(Rows from a dataset)
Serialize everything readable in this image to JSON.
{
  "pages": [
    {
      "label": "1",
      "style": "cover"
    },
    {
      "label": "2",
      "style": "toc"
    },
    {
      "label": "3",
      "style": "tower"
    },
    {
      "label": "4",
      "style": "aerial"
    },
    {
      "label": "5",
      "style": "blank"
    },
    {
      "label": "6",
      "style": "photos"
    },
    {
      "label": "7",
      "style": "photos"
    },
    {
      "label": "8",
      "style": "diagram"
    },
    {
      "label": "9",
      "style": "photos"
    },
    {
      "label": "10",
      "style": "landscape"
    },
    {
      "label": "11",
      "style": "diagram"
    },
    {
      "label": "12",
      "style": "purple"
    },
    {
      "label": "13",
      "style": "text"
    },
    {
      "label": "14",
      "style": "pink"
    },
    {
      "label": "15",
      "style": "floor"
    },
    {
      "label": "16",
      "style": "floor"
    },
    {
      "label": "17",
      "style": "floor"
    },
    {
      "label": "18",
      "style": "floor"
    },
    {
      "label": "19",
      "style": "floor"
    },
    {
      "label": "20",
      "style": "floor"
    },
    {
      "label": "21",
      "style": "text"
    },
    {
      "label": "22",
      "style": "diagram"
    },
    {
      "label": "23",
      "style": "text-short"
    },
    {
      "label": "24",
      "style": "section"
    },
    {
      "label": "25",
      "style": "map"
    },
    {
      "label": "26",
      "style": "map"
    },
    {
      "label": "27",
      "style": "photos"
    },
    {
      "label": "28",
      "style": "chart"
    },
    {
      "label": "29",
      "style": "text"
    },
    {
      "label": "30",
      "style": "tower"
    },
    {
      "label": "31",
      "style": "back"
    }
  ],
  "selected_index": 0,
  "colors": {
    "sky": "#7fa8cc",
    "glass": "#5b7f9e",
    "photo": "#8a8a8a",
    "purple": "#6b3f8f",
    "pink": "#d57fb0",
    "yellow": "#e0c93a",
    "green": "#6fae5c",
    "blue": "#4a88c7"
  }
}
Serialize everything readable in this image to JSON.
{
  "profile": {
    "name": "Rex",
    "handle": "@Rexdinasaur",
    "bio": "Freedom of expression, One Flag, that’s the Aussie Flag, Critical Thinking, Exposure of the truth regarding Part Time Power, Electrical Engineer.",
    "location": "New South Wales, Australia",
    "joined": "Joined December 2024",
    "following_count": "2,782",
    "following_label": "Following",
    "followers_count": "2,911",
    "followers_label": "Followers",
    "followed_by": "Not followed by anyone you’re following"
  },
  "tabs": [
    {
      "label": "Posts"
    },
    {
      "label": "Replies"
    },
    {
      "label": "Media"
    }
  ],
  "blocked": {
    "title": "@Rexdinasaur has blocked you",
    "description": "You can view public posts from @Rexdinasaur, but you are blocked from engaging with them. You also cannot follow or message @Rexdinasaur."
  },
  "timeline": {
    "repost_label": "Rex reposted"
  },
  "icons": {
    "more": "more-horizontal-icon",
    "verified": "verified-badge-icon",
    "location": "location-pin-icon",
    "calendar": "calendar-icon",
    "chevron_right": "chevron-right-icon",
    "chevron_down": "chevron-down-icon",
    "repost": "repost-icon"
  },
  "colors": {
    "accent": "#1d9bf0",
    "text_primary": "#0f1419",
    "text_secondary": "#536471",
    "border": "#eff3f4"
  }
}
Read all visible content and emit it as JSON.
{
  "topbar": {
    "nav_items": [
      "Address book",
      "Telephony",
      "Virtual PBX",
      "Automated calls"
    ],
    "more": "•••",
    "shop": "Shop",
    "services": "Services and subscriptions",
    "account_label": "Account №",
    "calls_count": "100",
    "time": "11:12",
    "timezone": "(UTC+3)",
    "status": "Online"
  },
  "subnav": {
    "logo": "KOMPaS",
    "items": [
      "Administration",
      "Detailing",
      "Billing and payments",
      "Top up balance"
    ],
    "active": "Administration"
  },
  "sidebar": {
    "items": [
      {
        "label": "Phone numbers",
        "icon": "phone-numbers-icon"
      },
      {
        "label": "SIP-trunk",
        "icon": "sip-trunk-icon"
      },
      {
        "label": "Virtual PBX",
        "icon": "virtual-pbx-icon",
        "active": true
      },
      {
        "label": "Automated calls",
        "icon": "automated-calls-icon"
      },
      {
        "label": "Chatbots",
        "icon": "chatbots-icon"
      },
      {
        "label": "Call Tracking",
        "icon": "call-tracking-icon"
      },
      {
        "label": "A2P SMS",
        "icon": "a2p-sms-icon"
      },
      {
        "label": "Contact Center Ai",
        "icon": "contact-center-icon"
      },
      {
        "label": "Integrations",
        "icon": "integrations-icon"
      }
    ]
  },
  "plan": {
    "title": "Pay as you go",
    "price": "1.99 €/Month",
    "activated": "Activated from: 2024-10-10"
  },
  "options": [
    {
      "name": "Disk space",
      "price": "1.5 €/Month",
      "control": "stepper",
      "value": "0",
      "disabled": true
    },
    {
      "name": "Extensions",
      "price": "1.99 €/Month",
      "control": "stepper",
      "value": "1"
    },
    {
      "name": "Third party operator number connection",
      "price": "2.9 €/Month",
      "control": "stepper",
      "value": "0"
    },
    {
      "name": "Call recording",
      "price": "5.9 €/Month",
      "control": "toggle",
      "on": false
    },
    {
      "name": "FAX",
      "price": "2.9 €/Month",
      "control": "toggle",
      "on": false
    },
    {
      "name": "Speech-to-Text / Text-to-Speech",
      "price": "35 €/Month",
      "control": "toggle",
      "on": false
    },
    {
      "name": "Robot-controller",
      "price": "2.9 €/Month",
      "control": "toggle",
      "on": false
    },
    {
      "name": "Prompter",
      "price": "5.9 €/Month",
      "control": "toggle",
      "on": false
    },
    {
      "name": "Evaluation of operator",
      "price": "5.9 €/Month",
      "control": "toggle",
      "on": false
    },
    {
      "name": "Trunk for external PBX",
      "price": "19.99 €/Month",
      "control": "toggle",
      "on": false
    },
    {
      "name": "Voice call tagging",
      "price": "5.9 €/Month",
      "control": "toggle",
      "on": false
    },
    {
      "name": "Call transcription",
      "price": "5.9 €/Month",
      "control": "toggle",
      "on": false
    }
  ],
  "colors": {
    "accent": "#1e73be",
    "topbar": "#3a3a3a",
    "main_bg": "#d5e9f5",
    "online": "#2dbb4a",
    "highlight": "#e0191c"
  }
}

INSTRUCTION ->
Pull out each line of the entries that contains "location".

WRITTEN ANSWER ->
    "location": "New South Wales, Australia",
    "location": "location-pin-icon",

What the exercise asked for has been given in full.